Copy every line from the data below in which the string "sing" can be found.

* begin Data entries *

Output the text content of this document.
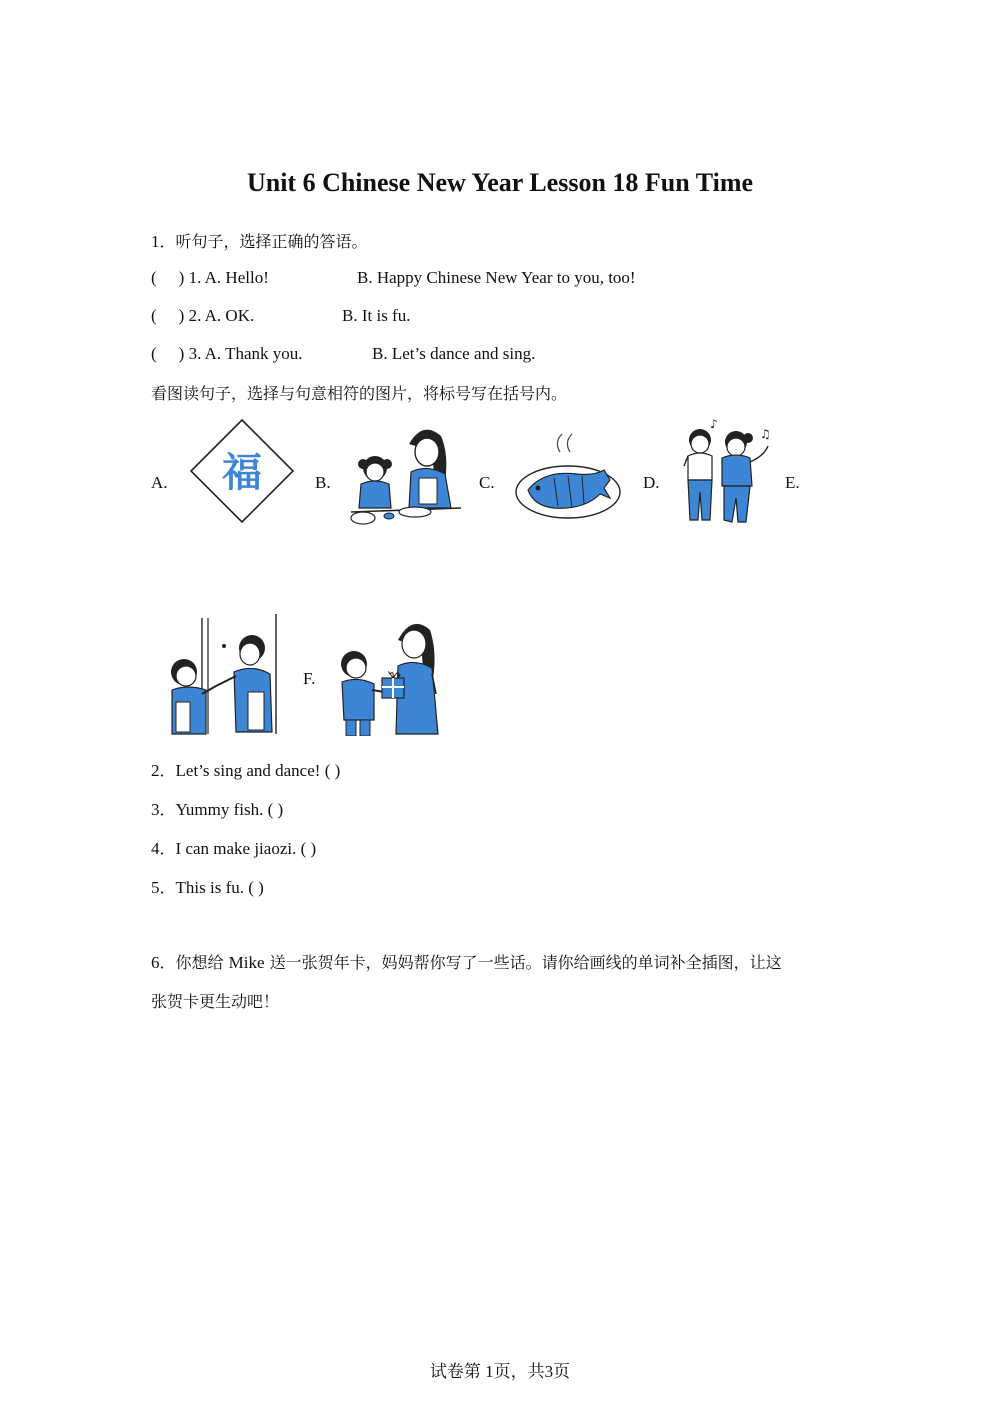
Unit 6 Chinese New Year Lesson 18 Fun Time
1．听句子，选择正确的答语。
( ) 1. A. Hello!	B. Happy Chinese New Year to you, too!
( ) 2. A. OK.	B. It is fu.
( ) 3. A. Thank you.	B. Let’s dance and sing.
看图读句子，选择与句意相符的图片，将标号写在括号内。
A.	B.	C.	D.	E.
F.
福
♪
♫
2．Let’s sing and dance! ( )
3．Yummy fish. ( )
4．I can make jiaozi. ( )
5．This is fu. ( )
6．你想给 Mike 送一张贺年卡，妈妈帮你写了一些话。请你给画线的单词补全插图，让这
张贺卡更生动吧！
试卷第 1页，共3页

* end Data entries *

◆ Problem solution ◆
( ) 3. A. Thank you.	B. Let’s dance and sing.
2．Let’s sing and dance! ( )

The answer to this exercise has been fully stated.